Exactly repeat the material, dropping every picture from the copy.

-- START ENTRIES SHOWN --

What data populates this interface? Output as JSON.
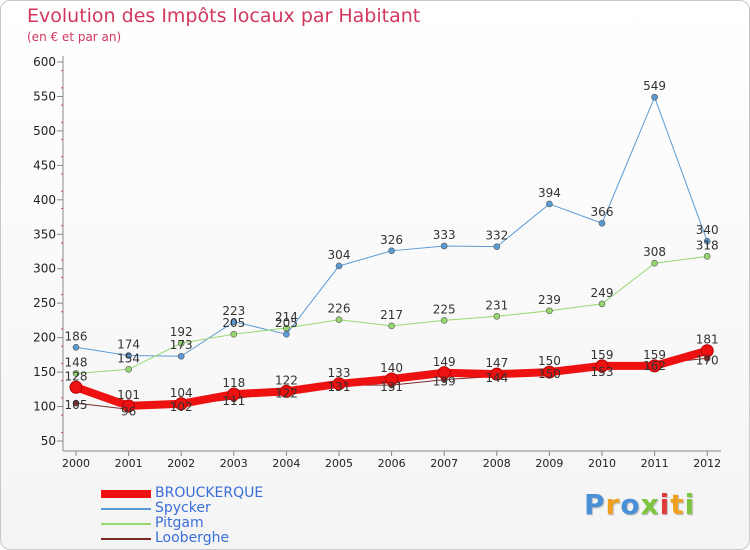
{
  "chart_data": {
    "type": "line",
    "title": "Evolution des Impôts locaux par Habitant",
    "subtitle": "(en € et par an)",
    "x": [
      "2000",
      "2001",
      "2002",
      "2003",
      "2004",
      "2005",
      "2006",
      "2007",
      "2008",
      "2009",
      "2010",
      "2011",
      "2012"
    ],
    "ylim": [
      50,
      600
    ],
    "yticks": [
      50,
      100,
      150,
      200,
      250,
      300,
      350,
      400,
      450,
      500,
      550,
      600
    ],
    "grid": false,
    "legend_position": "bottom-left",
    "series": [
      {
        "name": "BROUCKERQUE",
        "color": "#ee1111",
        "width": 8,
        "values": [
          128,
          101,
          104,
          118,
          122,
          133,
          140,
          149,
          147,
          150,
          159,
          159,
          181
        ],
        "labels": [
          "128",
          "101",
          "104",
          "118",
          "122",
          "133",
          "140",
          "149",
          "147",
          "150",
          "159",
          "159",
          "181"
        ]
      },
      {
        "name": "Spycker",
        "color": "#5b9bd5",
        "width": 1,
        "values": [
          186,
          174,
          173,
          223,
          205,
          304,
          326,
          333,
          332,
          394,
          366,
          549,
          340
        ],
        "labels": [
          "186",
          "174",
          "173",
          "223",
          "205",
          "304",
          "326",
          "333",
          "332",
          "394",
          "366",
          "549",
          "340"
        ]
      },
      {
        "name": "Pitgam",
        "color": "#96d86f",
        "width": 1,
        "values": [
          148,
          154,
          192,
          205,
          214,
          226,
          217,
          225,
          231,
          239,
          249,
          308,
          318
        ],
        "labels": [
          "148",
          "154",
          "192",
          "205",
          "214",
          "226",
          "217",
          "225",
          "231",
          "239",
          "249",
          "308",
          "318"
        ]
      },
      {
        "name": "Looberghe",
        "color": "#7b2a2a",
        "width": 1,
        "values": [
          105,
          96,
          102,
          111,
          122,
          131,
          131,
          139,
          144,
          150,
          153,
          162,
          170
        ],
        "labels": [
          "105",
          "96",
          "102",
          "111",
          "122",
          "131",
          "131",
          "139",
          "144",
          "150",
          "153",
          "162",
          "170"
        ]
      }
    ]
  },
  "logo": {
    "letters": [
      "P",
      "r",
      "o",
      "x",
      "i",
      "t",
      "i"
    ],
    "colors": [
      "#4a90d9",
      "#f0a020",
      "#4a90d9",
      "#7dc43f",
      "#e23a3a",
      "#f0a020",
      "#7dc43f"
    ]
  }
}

-- END ENTRIES SHOWN --

**RESULT OF THIS TASK**
What data populates this interface? Output as JSON.
{
  "chart_data": {
    "type": "line",
    "title": "Evolution des Impôts locaux par Habitant",
    "subtitle": "(en € et par an)",
    "x": [
      "2000",
      "2001",
      "2002",
      "2003",
      "2004",
      "2005",
      "2006",
      "2007",
      "2008",
      "2009",
      "2010",
      "2011",
      "2012"
    ],
    "ylim": [
      50,
      600
    ],
    "yticks": [
      50,
      100,
      150,
      200,
      250,
      300,
      350,
      400,
      450,
      500,
      550,
      600
    ],
    "grid": false,
    "legend_position": "bottom-left",
    "series": [
      {
        "name": "BROUCKERQUE",
        "color": "#ee1111",
        "width": 8,
        "values": [
          128,
          101,
          104,
          118,
          122,
          133,
          140,
          149,
          147,
          150,
          159,
          159,
          181
        ],
        "labels": [
          "128",
          "101",
          "104",
          "118",
          "122",
          "133",
          "140",
          "149",
          "147",
          "150",
          "159",
          "159",
          "181"
        ]
      },
      {
        "name": "Spycker",
        "color": "#5b9bd5",
        "width": 1,
        "values": [
          186,
          174,
          173,
          223,
          205,
          304,
          326,
          333,
          332,
          394,
          366,
          549,
          340
        ],
        "labels": [
          "186",
          "174",
          "173",
          "223",
          "205",
          "304",
          "326",
          "333",
          "332",
          "394",
          "366",
          "549",
          "340"
        ]
      },
      {
        "name": "Pitgam",
        "color": "#96d86f",
        "width": 1,
        "values": [
          148,
          154,
          192,
          205,
          214,
          226,
          217,
          225,
          231,
          239,
          249,
          308,
          318
        ],
        "labels": [
          "148",
          "154",
          "192",
          "205",
          "214",
          "226",
          "217",
          "225",
          "231",
          "239",
          "249",
          "308",
          "318"
        ]
      },
      {
        "name": "Looberghe",
        "color": "#7b2a2a",
        "width": 1,
        "values": [
          105,
          96,
          102,
          111,
          122,
          131,
          131,
          139,
          144,
          150,
          153,
          162,
          170
        ],
        "labels": [
          "105",
          "96",
          "102",
          "111",
          "122",
          "131",
          "131",
          "139",
          "144",
          "150",
          "153",
          "162",
          "170"
        ]
      }
    ]
  },
  "logo": {
    "letters": [
      "P",
      "r",
      "o",
      "x",
      "i",
      "t",
      "i"
    ],
    "colors": [
      "#4a90d9",
      "#f0a020",
      "#4a90d9",
      "#7dc43f",
      "#e23a3a",
      "#f0a020",
      "#7dc43f"
    ]
  }
}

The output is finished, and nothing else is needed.